(Stored entries):
# # # # # # #
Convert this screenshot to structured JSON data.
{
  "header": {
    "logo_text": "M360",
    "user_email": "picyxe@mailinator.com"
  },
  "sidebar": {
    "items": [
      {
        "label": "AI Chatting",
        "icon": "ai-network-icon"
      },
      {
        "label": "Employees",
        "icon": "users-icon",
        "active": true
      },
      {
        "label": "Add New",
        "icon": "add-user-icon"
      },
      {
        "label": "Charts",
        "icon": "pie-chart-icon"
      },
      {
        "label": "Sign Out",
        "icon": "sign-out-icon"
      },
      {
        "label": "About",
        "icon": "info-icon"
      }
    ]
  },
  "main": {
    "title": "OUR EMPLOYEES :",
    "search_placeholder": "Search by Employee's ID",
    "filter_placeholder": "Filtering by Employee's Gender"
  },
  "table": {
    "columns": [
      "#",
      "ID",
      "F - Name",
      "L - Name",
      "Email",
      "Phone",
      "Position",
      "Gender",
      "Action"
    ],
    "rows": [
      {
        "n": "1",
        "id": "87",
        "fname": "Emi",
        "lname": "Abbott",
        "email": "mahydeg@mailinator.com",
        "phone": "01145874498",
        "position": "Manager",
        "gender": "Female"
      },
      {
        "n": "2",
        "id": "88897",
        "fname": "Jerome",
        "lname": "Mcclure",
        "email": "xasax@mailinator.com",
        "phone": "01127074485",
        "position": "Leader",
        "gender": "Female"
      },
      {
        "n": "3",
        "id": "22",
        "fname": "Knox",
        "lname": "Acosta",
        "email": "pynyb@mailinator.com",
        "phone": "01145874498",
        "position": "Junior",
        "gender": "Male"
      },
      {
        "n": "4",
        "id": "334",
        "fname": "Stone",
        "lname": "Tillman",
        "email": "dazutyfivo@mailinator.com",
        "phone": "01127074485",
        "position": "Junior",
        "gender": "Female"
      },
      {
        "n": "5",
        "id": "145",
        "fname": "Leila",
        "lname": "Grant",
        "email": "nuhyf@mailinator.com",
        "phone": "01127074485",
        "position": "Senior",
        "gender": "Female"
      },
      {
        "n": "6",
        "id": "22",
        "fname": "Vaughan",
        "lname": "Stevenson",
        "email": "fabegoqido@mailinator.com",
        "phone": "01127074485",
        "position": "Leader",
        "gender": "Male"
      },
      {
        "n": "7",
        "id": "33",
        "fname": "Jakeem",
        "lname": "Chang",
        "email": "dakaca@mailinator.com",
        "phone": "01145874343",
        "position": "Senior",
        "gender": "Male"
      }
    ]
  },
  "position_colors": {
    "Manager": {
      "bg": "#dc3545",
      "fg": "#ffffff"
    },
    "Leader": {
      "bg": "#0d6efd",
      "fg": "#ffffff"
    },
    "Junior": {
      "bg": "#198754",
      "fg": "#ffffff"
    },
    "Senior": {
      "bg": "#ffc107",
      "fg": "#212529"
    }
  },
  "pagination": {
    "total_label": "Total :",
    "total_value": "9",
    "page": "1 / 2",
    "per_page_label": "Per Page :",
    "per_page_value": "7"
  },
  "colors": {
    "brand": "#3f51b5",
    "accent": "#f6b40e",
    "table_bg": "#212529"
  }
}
# # # # # # #
(WHAT THE TASK ASKS): Go through the listing and copy all of it exactly.

(TASK RESULT):
Convert this screenshot to structured JSON data.
{
  "header": {
    "logo_text": "M360",
    "user_email": "picyxe@mailinator.com"
  },
  "sidebar": {
    "items": [
      {
        "label": "AI Chatting",
        "icon": "ai-network-icon"
      },
      {
        "label": "Employees",
        "icon": "users-icon",
        "active": true
      },
      {
        "label": "Add New",
        "icon": "add-user-icon"
      },
      {
        "label": "Charts",
        "icon": "pie-chart-icon"
      },
      {
        "label": "Sign Out",
        "icon": "sign-out-icon"
      },
      {
        "label": "About",
        "icon": "info-icon"
      }
    ]
  },
  "main": {
    "title": "OUR EMPLOYEES :",
    "search_placeholder": "Search by Employee's ID",
    "filter_placeholder": "Filtering by Employee's Gender"
  },
  "table": {
    "columns": [
      "#",
      "ID",
      "F - Name",
      "L - Name",
      "Email",
      "Phone",
      "Position",
      "Gender",
      "Action"
    ],
    "rows": [
      {
        "n": "1",
        "id": "87",
        "fname": "Emi",
        "lname": "Abbott",
        "email": "mahydeg@mailinator.com",
        "phone": "01145874498",
        "position": "Manager",
        "gender": "Female"
      },
      {
        "n": "2",
        "id": "88897",
        "fname": "Jerome",
        "lname": "Mcclure",
        "email": "xasax@mailinator.com",
        "phone": "01127074485",
        "position": "Leader",
        "gender": "Female"
      },
      {
        "n": "3",
        "id": "22",
        "fname": "Knox",
        "lname": "Acosta",
        "email": "pynyb@mailinator.com",
        "phone": "01145874498",
        "position": "Junior",
        "gender": "Male"
      },
      {
        "n": "4",
        "id": "334",
        "fname": "Stone",
        "lname": "Tillman",
        "email": "dazutyfivo@mailinator.com",
        "phone": "01127074485",
        "position": "Junior",
        "gender": "Female"
      },
      {
        "n": "5",
        "id": "145",
        "fname": "Leila",
        "lname": "Grant",
        "email": "nuhyf@mailinator.com",
        "phone": "01127074485",
        "position": "Senior",
        "gender": "Female"
      },
      {
        "n": "6",
        "id": "22",
        "fname": "Vaughan",
        "lname": "Stevenson",
        "email": "fabegoqido@mailinator.com",
        "phone": "01127074485",
        "position": "Leader",
        "gender": "Male"
      },
      {
        "n": "7",
        "id": "33",
        "fname": "Jakeem",
        "lname": "Chang",
        "email": "dakaca@mailinator.com",
        "phone": "01145874343",
        "position": "Senior",
        "gender": "Male"
      }
    ]
  },
  "position_colors": {
    "Manager": {
      "bg": "#dc3545",
      "fg": "#ffffff"
    },
    "Leader": {
      "bg": "#0d6efd",
      "fg": "#ffffff"
    },
    "Junior": {
      "bg": "#198754",
      "fg": "#ffffff"
    },
    "Senior": {
      "bg": "#ffc107",
      "fg": "#212529"
    }
  },
  "pagination": {
    "total_label": "Total :",
    "total_value": "9",
    "page": "1 / 2",
    "per_page_label": "Per Page :",
    "per_page_value": "7"
  },
  "colors": {
    "brand": "#3f51b5",
    "accent": "#f6b40e",
    "table_bg": "#212529"
  }
}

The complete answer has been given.